---------- Supplied information

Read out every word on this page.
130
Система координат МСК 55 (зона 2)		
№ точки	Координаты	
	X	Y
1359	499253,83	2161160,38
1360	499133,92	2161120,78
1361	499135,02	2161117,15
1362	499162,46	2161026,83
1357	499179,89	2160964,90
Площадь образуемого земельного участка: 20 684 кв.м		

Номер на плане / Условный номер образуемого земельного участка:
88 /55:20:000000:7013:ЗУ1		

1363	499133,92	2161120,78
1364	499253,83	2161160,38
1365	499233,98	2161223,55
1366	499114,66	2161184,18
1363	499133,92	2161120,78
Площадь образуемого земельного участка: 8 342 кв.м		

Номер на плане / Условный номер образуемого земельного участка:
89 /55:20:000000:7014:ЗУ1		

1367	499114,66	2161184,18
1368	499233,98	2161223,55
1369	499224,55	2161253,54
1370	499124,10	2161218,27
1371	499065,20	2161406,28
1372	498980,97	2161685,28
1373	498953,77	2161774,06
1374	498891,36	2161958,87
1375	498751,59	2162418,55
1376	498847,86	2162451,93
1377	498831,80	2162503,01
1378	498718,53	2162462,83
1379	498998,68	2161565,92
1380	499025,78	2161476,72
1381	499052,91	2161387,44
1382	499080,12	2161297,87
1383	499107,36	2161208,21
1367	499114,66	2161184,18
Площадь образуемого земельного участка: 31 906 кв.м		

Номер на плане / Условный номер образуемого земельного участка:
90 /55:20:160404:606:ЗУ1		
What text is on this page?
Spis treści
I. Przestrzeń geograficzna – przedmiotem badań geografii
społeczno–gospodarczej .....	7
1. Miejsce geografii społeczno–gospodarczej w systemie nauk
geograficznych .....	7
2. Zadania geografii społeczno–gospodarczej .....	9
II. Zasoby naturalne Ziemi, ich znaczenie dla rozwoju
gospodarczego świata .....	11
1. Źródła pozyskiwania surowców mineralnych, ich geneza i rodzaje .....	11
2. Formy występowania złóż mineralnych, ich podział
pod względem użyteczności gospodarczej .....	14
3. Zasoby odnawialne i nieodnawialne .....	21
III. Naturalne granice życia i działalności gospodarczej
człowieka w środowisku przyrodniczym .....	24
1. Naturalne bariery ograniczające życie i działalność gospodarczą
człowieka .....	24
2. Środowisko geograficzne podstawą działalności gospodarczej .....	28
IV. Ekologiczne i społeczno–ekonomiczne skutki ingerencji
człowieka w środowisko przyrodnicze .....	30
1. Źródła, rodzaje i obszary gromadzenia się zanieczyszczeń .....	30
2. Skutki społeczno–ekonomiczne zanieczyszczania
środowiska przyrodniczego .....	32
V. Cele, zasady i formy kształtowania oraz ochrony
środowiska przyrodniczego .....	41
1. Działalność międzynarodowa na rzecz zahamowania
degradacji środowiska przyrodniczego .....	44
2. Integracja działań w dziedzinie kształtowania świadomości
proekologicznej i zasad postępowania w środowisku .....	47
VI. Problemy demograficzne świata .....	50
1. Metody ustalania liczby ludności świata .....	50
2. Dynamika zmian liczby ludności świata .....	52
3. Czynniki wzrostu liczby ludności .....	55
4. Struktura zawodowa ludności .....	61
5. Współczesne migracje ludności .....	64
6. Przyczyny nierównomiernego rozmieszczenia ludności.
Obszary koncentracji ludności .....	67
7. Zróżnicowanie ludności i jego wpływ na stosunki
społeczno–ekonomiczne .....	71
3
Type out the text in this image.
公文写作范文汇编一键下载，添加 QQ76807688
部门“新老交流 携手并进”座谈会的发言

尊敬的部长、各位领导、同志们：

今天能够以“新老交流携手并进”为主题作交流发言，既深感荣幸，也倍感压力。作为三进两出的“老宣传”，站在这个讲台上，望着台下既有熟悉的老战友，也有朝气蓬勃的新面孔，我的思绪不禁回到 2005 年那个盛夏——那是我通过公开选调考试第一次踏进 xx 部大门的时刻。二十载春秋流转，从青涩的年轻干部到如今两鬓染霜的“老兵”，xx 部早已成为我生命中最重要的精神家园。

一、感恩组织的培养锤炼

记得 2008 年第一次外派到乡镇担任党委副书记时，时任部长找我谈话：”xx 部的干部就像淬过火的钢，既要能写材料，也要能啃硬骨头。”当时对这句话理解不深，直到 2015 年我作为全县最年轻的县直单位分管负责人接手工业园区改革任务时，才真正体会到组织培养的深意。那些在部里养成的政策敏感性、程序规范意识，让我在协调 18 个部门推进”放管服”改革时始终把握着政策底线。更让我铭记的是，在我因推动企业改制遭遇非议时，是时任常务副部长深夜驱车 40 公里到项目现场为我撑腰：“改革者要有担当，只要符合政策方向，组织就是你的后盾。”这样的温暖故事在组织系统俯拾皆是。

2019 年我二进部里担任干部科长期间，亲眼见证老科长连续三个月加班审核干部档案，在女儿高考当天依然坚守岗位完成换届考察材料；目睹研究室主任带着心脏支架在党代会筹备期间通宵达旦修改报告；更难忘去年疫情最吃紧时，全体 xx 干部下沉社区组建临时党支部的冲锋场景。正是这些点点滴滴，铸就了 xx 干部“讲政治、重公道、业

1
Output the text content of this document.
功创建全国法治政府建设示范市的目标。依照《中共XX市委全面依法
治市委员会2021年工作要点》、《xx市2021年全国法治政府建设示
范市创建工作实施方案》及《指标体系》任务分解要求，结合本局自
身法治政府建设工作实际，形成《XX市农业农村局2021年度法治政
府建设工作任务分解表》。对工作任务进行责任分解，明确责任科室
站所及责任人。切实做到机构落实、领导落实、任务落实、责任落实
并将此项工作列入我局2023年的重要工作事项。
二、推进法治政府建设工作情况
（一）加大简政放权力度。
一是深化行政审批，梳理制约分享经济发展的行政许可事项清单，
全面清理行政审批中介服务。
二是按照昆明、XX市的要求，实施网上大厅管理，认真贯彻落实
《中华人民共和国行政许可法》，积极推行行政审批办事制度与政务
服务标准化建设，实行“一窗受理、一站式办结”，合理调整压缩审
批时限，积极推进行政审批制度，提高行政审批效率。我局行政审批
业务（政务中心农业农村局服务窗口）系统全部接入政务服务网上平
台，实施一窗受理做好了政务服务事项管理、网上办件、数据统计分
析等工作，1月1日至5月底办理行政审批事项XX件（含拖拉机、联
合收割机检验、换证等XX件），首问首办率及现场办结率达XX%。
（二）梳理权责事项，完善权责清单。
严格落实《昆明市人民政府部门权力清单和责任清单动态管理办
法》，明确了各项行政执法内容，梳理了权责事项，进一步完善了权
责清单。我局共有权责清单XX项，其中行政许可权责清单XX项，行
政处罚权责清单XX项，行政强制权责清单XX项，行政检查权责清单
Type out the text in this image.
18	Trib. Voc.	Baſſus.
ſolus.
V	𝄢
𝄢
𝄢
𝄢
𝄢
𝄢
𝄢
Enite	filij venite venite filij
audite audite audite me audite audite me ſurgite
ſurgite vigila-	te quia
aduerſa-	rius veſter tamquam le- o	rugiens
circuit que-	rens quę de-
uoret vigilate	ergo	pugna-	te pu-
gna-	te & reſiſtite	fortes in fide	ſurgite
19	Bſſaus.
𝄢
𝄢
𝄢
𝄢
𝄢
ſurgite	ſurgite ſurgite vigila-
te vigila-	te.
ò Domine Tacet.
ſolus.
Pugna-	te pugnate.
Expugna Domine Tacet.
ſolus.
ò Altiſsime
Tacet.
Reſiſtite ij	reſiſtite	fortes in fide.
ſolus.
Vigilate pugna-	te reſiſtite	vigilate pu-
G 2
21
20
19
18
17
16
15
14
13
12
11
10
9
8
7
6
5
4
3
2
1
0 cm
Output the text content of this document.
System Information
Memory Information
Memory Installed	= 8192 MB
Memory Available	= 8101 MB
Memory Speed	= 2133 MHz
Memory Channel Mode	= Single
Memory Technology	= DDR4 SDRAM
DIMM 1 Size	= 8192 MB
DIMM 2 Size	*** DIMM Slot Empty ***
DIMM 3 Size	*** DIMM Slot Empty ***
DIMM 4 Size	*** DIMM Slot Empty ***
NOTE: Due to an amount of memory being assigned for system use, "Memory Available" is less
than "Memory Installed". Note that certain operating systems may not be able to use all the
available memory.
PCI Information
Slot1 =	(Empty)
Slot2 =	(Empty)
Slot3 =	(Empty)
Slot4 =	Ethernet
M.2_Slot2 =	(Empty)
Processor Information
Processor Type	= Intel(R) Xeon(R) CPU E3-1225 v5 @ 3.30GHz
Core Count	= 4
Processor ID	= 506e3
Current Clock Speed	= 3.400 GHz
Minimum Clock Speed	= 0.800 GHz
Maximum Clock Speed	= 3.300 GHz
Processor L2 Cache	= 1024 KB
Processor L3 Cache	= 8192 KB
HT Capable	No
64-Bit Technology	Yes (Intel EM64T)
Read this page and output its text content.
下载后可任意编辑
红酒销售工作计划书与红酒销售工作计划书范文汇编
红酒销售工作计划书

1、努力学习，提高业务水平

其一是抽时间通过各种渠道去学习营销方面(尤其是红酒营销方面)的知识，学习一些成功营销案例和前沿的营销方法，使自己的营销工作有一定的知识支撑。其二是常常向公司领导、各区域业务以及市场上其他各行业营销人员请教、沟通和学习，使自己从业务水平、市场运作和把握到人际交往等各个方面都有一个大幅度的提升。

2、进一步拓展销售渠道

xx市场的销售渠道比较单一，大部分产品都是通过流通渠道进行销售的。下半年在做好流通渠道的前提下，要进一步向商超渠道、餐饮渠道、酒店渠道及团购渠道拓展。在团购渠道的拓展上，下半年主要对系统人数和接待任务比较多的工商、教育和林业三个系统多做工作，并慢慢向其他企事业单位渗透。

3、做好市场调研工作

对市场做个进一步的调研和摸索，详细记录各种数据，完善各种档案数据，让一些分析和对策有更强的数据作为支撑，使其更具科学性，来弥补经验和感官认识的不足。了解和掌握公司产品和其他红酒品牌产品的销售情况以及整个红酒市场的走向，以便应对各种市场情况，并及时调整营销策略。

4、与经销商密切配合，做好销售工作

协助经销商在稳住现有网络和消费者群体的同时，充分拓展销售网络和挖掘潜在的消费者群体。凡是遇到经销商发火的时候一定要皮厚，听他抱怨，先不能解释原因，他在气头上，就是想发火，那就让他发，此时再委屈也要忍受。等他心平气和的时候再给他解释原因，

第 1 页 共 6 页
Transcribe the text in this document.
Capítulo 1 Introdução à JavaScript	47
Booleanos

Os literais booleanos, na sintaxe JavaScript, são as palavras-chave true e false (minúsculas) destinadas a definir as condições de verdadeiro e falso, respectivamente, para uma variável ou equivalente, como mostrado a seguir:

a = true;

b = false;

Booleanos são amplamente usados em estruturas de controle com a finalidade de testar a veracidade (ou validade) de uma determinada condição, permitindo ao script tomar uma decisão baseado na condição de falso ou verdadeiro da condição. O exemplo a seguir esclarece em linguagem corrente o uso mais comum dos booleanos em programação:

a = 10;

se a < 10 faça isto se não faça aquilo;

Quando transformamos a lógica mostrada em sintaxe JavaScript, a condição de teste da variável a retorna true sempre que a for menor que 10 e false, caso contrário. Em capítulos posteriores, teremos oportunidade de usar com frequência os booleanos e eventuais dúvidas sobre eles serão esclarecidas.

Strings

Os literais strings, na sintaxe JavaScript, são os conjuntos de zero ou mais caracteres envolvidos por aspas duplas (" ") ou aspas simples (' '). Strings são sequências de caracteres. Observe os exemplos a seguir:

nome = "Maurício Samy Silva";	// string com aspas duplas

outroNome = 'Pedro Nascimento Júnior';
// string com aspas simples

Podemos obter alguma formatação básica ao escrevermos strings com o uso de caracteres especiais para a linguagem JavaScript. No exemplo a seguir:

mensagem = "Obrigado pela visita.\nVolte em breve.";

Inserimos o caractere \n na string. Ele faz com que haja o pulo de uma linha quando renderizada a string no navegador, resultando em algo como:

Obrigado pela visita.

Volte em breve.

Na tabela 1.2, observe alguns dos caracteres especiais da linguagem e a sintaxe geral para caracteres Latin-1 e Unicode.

--------------------

What this task involves
Find each line holding the string "Tacet" and copy it out.

Reply to the task
ò Domine Tacet.
Expugna Domine Tacet.
Tacet.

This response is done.